** Given request **
Can you write out all of the material below, word for word?

******

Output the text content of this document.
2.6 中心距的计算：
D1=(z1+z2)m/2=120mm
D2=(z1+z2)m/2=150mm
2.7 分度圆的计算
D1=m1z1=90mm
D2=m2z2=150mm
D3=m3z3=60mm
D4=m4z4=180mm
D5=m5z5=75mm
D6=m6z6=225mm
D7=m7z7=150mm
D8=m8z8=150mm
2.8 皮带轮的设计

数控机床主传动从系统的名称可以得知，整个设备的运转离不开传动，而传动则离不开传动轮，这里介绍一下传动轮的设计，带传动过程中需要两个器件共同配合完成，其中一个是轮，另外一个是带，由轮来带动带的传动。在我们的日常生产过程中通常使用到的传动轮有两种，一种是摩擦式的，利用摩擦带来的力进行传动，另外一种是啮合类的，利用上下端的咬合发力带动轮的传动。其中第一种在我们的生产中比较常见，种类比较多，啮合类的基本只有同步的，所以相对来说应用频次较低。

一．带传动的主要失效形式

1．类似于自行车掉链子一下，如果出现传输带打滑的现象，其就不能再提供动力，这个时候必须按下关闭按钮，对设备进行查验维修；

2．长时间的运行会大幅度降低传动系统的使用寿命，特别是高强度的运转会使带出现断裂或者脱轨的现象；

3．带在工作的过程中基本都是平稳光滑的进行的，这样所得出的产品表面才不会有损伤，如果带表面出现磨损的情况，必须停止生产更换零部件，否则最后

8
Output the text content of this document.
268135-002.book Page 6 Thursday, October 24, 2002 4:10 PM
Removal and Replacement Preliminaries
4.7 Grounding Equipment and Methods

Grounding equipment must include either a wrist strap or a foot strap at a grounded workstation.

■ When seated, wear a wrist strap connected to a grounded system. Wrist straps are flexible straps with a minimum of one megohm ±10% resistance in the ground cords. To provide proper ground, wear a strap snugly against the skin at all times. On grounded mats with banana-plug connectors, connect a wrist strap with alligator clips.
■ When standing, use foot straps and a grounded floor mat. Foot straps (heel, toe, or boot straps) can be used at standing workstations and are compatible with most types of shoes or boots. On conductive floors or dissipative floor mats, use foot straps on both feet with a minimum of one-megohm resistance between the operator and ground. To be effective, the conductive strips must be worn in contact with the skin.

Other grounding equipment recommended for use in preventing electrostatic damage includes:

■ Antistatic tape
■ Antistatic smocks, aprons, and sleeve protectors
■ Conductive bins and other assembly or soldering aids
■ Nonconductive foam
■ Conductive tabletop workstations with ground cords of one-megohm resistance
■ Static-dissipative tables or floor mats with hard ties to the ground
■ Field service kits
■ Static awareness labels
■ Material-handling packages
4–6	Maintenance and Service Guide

******

** Solution to this task **
Output the text content of this document.
2.6 中心距的计算：
D1=(z1+z2)m/2=120mm
D2=(z1+z2)m/2=150mm
2.7 分度圆的计算
D1=m1z1=90mm
D2=m2z2=150mm
D3=m3z3=60mm
D4=m4z4=180mm
D5=m5z5=75mm
D6=m6z6=225mm
D7=m7z7=150mm
D8=m8z8=150mm
2.8 皮带轮的设计

数控机床主传动从系统的名称可以得知，整个设备的运转离不开传动，而传动则离不开传动轮，这里介绍一下传动轮的设计，带传动过程中需要两个器件共同配合完成，其中一个是轮，另外一个是带，由轮来带动带的传动。在我们的日常生产过程中通常使用到的传动轮有两种，一种是摩擦式的，利用摩擦带来的力进行传动，另外一种是啮合类的，利用上下端的咬合发力带动轮的传动。其中第一种在我们的生产中比较常见，种类比较多，啮合类的基本只有同步的，所以相对来说应用频次较低。

一．带传动的主要失效形式

1．类似于自行车掉链子一下，如果出现传输带打滑的现象，其就不能再提供动力，这个时候必须按下关闭按钮，对设备进行查验维修；

2．长时间的运行会大幅度降低传动系统的使用寿命，特别是高强度的运转会使带出现断裂或者脱轨的现象；

3．带在工作的过程中基本都是平稳光滑的进行的，这样所得出的产品表面才不会有损伤，如果带表面出现磨损的情况，必须停止生产更换零部件，否则最后

8
Output the text content of this document.
268135-002.book Page 6 Thursday, October 24, 2002 4:10 PM
Removal and Replacement Preliminaries
4.7 Grounding Equipment and Methods

Grounding equipment must include either a wrist strap or a foot strap at a grounded workstation.

■ When seated, wear a wrist strap connected to a grounded system. Wrist straps are flexible straps with a minimum of one megohm ±10% resistance in the ground cords. To provide proper ground, wear a strap snugly against the skin at all times. On grounded mats with banana-plug connectors, connect a wrist strap with alligator clips.
■ When standing, use foot straps and a grounded floor mat. Foot straps (heel, toe, or boot straps) can be used at standing workstations and are compatible with most types of shoes or boots. On conductive floors or dissipative floor mats, use foot straps on both feet with a minimum of one-megohm resistance between the operator and ground. To be effective, the conductive strips must be worn in contact with the skin.

Other grounding equipment recommended for use in preventing electrostatic damage includes:

■ Antistatic tape
■ Antistatic smocks, aprons, and sleeve protectors
■ Conductive bins and other assembly or soldering aids
■ Nonconductive foam
■ Conductive tabletop workstations with ground cords of one-megohm resistance
■ Static-dissipative tables or floor mats with hard ties to the ground
■ Field service kits
■ Static awareness labels
■ Material-handling packages
4–6	Maintenance and Service Guide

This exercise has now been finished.